* _Tarefa 1_: Reproduza literalmente os registros, começando pela linha que contém "q16-quote-table [114,127,492,213]" e seguindo até a linha que contém "story2-line: 我的曾祖父是八路军战士，为抗击外敌，为 [412,615,669,631]".

____________

Foram necessários quatro anos de obra para pôr de pé o Eurostars Museum, unidade de cinco estrelas do Grupo Hotusa em Lisboa, e um forte candidato a hotel emblemático do grupo no País. De passagem por Portugal, e em entrevista ao Publituris no início de Fevereiro, Amancio Lopez Seijas, presidente do Grupo Hotusa, mostrou-se satisfeito com o resultado final da unidade, que é simultaneamente um museu. Com um acervo que retrata os diferentes séculos da história da cidade, o hotel foi cuidadosamente construído num edifício na Rua Cais de Santarém. “Os hotéis têm de ser um escaparate das cidades onde estão localizados. Este hotel resume a história de Portugal, desde os Fenícios até à actualidade, passando pela Época Romana, Árabe, Idade Média, Renascimento, Descobrimentos, o terramoto de 1755. Parece-me que é importante que um hotel mantenha uma ligação à cidade e, neste caso, tentámos respeitar a ligação deste lugar a Lisboa”, começa por dizer.
Sem revelar o valor do investimento no hotel, que é propriedade e gestão da Hotusa, Amancio Lopez Seijas refere, apenas, que se tratou de “um investimento muito elevado” por quarto. “Pensamos que mereceu a pena. Apesar de ter levado muito tempo a construir e muitas dificuldades, acreditamos que o investimento será recuperado, os clientes saberão entender a diferença entre um hotel que não foi feito baseando-se apenas no critério de rentabilidade económica, mas também de responsabilidade para com a cidade. Estamos confiantes que os nossos clientes valorizarão isso”, refere.

____________

* _Tarefa 2_: Retome o texto sobre o hotel Eurostars Museum a partir do ponto em que ele termina.

Entradas de elementos de layout:
____________

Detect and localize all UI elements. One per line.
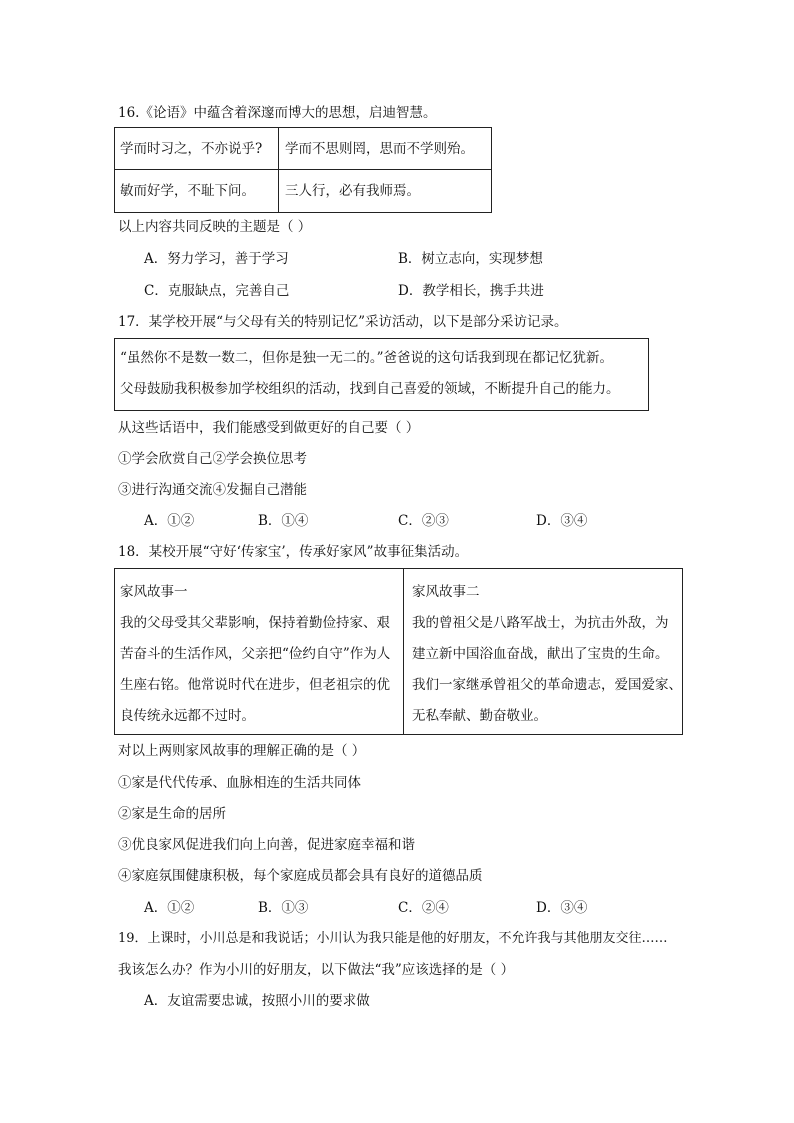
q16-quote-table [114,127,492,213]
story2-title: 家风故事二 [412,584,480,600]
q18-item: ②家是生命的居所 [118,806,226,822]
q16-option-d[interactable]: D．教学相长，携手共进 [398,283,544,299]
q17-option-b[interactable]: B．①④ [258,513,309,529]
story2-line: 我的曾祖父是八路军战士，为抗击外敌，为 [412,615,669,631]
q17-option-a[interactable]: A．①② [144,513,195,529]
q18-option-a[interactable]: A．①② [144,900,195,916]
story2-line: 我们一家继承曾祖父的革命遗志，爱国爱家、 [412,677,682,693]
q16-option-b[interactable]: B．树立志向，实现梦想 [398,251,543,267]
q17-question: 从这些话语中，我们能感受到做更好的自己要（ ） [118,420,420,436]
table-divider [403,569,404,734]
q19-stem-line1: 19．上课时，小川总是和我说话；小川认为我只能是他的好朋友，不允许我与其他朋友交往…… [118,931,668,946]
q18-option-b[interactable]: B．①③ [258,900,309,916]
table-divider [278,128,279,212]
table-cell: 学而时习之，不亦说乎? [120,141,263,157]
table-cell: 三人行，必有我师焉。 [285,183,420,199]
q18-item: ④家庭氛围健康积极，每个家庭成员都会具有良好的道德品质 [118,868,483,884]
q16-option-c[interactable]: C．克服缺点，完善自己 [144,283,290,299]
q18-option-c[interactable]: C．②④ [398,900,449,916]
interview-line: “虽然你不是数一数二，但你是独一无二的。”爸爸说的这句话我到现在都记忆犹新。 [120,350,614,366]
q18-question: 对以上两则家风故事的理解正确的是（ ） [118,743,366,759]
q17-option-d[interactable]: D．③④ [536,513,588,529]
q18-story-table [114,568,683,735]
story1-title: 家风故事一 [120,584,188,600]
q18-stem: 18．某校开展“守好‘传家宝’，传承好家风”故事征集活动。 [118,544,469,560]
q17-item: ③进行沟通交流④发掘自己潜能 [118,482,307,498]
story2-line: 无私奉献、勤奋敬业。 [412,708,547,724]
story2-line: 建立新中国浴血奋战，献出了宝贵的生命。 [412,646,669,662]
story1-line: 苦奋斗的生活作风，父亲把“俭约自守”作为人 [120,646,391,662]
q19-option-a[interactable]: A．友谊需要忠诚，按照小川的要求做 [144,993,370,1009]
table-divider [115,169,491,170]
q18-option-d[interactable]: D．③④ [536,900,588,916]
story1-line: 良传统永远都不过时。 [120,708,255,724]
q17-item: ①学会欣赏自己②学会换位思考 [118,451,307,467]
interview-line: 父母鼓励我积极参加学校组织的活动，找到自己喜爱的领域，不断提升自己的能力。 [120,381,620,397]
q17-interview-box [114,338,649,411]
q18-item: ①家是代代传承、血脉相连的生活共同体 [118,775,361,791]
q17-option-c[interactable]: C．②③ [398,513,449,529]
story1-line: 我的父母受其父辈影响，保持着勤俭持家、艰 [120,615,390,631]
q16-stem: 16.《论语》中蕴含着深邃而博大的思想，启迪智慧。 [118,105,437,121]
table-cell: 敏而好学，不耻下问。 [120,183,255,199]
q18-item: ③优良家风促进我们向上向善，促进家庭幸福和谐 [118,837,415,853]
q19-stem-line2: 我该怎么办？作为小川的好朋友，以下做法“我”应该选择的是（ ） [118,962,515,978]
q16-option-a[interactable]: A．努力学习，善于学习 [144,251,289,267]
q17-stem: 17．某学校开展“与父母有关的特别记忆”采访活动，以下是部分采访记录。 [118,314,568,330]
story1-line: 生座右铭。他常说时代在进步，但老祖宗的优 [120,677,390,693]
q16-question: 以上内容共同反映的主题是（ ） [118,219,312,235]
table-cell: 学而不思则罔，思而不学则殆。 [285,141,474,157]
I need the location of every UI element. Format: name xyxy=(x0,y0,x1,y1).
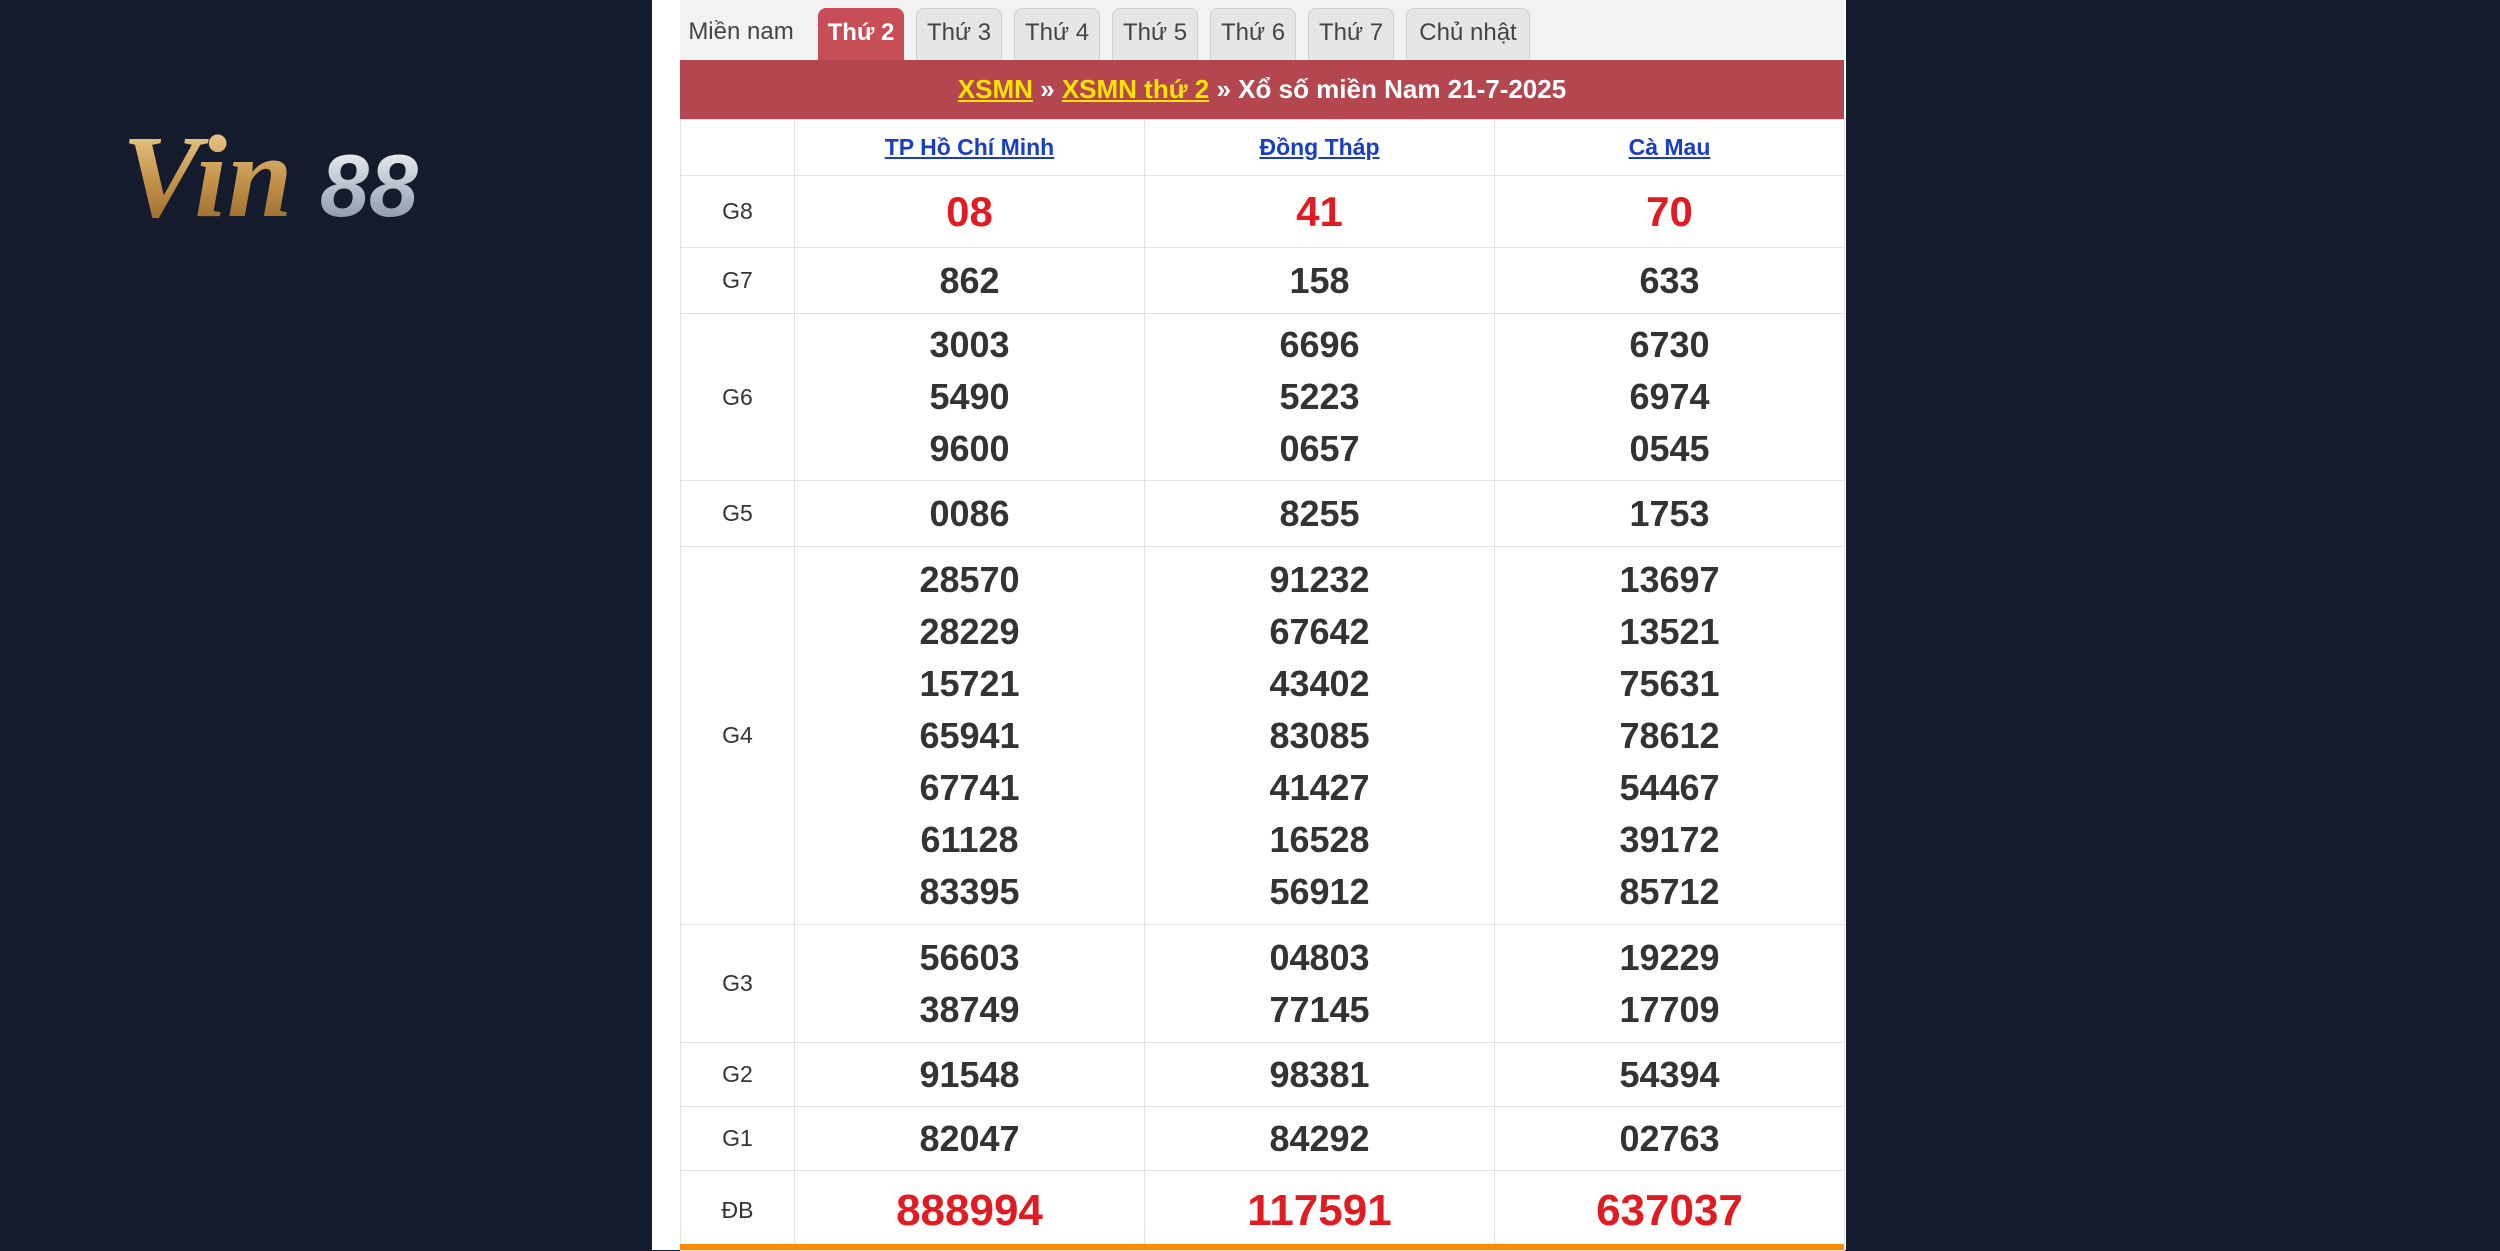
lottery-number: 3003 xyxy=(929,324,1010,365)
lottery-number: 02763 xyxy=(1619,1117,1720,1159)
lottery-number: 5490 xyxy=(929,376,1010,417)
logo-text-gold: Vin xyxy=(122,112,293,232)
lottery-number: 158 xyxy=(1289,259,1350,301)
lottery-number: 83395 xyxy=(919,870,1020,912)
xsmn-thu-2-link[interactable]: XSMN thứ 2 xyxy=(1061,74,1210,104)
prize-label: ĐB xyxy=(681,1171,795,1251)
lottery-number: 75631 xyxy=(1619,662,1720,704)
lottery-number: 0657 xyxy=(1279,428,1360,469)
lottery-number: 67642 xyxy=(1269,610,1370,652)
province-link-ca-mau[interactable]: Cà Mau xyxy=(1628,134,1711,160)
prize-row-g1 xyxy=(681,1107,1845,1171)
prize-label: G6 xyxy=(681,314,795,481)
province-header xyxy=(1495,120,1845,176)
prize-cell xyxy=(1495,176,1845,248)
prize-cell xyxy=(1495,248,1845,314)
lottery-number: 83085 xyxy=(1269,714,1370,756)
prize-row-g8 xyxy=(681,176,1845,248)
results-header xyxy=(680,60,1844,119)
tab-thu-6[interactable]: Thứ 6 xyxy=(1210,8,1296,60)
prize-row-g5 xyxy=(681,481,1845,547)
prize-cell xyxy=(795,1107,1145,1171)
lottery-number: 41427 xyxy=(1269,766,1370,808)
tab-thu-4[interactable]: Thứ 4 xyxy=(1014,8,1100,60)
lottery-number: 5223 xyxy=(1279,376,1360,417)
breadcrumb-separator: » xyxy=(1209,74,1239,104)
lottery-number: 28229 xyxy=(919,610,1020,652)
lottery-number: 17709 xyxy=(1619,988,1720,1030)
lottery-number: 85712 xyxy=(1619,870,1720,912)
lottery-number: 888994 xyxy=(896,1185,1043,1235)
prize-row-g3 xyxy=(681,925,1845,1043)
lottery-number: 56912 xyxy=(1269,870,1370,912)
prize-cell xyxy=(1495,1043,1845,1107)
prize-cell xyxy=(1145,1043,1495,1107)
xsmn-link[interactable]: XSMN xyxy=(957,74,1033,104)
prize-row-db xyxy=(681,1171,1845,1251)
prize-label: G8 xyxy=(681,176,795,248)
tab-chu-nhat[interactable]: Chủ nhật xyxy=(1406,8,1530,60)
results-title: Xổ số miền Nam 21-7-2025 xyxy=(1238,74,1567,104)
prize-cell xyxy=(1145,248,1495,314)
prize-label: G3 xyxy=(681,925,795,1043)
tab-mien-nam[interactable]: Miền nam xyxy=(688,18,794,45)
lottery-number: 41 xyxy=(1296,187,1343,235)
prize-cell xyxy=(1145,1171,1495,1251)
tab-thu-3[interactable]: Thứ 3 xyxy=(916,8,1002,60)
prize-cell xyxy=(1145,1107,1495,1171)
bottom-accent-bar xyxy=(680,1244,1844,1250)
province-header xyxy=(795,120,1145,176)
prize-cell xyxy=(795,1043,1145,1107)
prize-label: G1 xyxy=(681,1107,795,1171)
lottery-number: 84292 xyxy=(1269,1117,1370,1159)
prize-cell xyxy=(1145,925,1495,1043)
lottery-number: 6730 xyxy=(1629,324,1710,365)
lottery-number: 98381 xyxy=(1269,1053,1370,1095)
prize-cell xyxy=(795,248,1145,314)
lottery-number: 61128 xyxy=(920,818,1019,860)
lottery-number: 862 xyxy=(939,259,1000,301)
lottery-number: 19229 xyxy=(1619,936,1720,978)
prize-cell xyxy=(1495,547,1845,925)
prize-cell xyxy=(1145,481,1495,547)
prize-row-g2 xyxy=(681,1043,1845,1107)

____________

* _Resposta 1_:
q16-quote-table [114,127,492,213]
story2-title: 家风故事二 [412,584,480,600]
q18-item: ②家是生命的居所 [118,806,226,822]
q16-option-d[interactable]: D．教学相长，携手共进 [398,283,544,299]
q17-option-b[interactable]: B．①④ [258,513,309,529]
story2-line: 我的曾祖父是八路军战士，为抗击外敌，为 [412,615,669,631]

* _Resposta 2_:
Portugal é já o segundo país, a par de Itália, onde a Hotusa tem mais unidades. Além de estar “satisfeito com a operação” no País, o presidente do grupo acredita que dentro de alguns anos Portugal “vai destacar-se ainda mais dentro do portefólio da marca”. “Portugal é um destino com um enorme potencial. Creio que, na Europa, deve ser o País que mais cresce, juntamente com Espanha. Estão a crescer, basicamente, porque têm os factores fundamentais: segurança, infraestruturas e, sobretudo, à semelhança de Espanha, tem um estilo de vida, desde o clima, à cultura, à tradição e às pessoas. Para resumir, é um sítio onde os turistas se sentem seguros e se divertem, que é, no fundo, o que pretendem”. O responsável não tem dúvidas que o País “está e vai continuar a sofrer uma enorme transformação”, não só através do Turismo de Lazer, de Sol e Praia, mas também através do Turismo Urbano e Cultural. “Com a riqueza cultural que têm cidades como Lisboa e Porto, e outras cidades que têm a sua singularidade e identidade, estou confiante que isso permitirá ao País um crescimento a longo prazo”.
Foi há 12 anos que o grupo espanhol abriu a sua primeira unidade hoteleira em Portugal, mas, muito antes disso, já operava com a sua central de reservas. Nessa altura, Amancio Lopez Seijas já considerava Lisboa e Porto cidades “de grande interesse turístico, porque tinham todos os requisitos”. Aquilo que não passava de uma intuição transformou-se em realidade. “O crescimento acelerou e agora estão nesse nível”, refere.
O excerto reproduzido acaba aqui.